## Given instruction
All of the data should be output character for character, except the pictures.

## Supplied records
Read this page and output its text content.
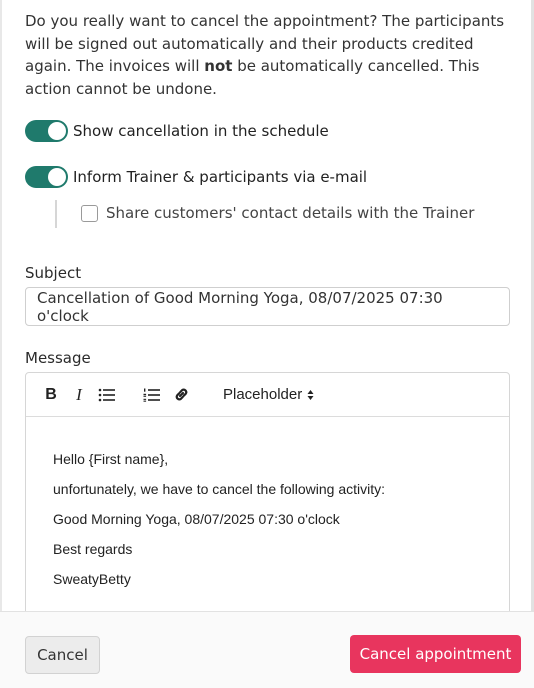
Do you really want to cancel the appointment? The participants will be signed out automatically and their products credited again. The invoices will not be automatically cancelled. This action cannot be undone.
Show cancellation in the schedule
Inform Trainer & participants via e-mail
Share customers' contact details with the Trainer
Subject
Cancellation of Good Morning Yoga, 08/07/2025 07:30 o'clock
Message
B	I	Placeholder

Hello {First name},

unfortunately, we have to cancel the following activity:

Good Morning Yoga, 08/07/2025 07:30 o'clock

Best regards

SweatyBetty

Cancel	Cancel appointment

## Result of the exercise
Read this page and output its text content.
Do you really want to cancel the appointment? The participants will be signed out automatically and their products credited again. The invoices will not be automatically cancelled. This action cannot be undone.
Show cancellation in the schedule
Inform Trainer & participants via e-mail
Share customers' contact details with the Trainer
Subject
Cancellation of Good Morning Yoga, 08/07/2025 07:30 o'clock
Message
B	I	Placeholder

Hello {First name},

unfortunately, we have to cancel the following activity:

Good Morning Yoga, 08/07/2025 07:30 o'clock

Best regards

SweatyBetty

Cancel	Cancel appointment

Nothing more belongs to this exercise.